** Work instructions **
From the listing below, copy every line with the word "iets".

** Material for the task **
--------------------------------------------------

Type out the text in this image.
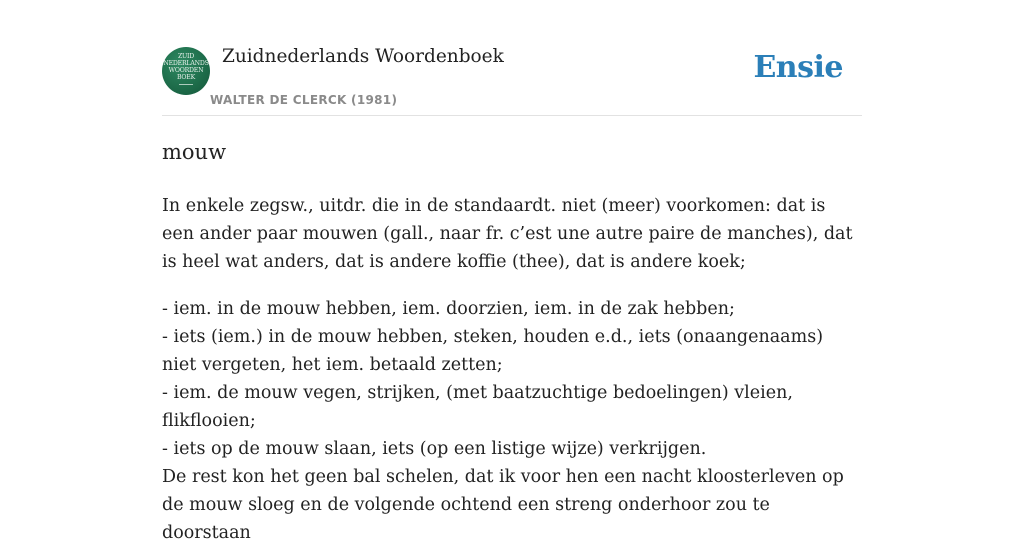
ZUID
NEDERLANDS
WOORDEN
BOEK
Zuidnederlands Woordenboek
WALTER DE CLERCK (1981)
Ensie
mouw

In enkele zegsw., uitdr. die in de standaardt. niet (meer) voorkomen: dat is een ander paar mouwen (gall., naar fr. c’est une autre paire de manches), dat is heel wat anders, dat is andere koffie (thee), dat is andere koek;

- iem. in de mouw hebben, iem. doorzien, iem. in de zak hebben;
- iets (iem.) in de mouw hebben, steken, houden e.d., iets (onaangenaams) niet vergeten, het iem. betaald zetten;
- iem. de mouw vegen, strijken, (met baatzuchtige bedoelingen) vleien, flikflooien;
- iets op de mouw slaan, iets (op een listige wijze) verkrijgen.

De rest kon het geen bal schelen, dat ik voor hen een nacht kloosterleven op de mouw sloeg en de volgende ochtend een streng onderhoor zou te doorstaan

--------------------------------------------------

** Result **
- iets (iem.) in de mouw hebben, steken, houden e.d., iets (onaangenaams) niet vergeten, het iem. betaald zetten;
- iets op de mouw slaan, iets (op een listige wijze) verkrijgen.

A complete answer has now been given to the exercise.